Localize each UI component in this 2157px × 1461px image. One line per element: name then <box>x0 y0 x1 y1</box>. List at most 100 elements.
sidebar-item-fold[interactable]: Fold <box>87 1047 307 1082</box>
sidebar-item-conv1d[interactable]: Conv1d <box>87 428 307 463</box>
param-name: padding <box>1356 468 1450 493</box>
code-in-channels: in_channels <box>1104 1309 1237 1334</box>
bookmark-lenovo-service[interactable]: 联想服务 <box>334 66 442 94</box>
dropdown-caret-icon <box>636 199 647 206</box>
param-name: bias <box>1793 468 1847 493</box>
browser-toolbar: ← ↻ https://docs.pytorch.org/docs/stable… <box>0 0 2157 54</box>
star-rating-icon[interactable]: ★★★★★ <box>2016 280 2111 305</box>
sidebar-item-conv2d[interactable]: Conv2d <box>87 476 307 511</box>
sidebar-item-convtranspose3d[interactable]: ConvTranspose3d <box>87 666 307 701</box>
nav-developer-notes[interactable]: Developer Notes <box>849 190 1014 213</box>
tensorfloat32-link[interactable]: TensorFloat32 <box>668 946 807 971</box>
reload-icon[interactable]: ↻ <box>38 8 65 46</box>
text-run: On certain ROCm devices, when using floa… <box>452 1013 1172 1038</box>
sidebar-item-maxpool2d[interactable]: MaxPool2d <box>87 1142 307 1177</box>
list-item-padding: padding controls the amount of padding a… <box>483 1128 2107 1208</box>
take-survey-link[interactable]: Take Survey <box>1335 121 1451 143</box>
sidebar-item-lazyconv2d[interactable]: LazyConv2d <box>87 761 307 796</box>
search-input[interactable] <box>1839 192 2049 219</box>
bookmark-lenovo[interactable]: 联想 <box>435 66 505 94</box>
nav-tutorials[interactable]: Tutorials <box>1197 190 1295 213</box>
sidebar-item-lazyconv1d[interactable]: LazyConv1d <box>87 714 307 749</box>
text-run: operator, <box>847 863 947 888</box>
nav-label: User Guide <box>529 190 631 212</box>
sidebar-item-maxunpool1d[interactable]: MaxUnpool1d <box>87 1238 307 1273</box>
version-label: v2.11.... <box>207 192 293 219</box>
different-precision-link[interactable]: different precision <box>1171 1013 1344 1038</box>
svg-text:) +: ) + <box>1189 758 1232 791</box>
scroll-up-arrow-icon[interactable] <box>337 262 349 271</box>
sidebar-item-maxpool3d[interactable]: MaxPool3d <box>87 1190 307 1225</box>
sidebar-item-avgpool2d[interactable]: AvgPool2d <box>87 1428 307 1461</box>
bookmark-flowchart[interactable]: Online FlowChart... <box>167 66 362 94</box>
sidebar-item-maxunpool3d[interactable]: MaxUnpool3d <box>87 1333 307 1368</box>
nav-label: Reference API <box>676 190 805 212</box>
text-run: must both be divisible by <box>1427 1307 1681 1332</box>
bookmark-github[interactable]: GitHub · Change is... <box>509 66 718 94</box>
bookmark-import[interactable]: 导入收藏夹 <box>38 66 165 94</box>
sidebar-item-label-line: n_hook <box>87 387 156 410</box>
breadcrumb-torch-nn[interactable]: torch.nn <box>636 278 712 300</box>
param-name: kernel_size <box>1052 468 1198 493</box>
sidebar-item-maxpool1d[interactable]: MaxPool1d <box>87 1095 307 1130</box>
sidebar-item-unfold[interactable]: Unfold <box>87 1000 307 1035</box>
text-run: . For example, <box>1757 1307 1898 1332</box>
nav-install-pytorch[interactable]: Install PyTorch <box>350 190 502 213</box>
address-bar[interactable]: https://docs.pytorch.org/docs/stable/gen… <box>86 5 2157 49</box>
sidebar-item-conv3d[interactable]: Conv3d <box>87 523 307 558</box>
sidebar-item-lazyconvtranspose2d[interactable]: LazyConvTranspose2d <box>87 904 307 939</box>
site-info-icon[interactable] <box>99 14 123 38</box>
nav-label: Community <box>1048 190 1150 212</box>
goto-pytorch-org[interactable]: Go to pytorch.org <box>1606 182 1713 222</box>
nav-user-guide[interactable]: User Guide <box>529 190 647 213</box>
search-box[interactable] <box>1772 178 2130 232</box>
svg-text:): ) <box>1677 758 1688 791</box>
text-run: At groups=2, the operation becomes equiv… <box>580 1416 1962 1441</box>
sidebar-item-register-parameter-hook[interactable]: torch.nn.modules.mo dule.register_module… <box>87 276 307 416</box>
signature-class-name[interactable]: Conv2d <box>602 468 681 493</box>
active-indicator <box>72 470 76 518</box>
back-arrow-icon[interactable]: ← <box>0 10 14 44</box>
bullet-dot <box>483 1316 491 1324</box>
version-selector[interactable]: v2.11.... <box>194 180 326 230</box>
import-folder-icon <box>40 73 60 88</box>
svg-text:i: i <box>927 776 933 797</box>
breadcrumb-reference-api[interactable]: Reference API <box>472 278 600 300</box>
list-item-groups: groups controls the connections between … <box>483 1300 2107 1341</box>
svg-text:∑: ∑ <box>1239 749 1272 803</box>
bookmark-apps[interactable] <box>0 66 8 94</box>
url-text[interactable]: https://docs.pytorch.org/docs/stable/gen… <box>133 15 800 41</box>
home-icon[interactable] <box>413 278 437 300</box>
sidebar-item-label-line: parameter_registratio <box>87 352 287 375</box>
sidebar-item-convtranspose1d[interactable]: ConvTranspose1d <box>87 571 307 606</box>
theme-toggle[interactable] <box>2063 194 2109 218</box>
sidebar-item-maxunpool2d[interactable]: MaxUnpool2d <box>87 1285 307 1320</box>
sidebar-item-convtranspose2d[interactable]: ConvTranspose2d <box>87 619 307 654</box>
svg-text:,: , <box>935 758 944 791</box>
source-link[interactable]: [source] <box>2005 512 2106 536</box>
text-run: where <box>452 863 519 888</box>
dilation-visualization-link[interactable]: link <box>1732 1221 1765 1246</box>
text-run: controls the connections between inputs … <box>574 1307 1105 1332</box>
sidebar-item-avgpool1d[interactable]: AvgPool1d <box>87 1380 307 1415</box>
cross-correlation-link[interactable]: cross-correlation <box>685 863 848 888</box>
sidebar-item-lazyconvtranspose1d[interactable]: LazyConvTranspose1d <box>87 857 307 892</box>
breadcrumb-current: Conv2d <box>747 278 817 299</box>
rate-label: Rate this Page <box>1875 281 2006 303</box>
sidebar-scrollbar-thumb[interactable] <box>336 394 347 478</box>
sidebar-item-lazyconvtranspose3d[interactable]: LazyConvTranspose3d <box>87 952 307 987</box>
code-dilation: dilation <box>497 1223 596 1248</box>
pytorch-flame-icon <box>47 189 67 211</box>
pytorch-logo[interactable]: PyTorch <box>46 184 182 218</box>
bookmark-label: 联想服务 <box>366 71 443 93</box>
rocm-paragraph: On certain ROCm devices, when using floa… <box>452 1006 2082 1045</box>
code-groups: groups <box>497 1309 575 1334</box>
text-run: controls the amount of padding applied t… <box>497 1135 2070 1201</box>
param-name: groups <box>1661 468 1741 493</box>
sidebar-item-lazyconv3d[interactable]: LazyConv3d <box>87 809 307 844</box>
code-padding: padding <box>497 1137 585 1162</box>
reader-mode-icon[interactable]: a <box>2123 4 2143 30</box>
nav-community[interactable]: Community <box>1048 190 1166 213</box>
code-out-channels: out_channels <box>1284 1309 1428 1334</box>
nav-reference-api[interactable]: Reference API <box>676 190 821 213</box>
┄┄┄┄┄┄┄┄┄┄┄┄┄┄┄┄┄┄┄┄
Count the lines above that contain the string "breadcrumb", and reply with the number alone.

__Solution__:
3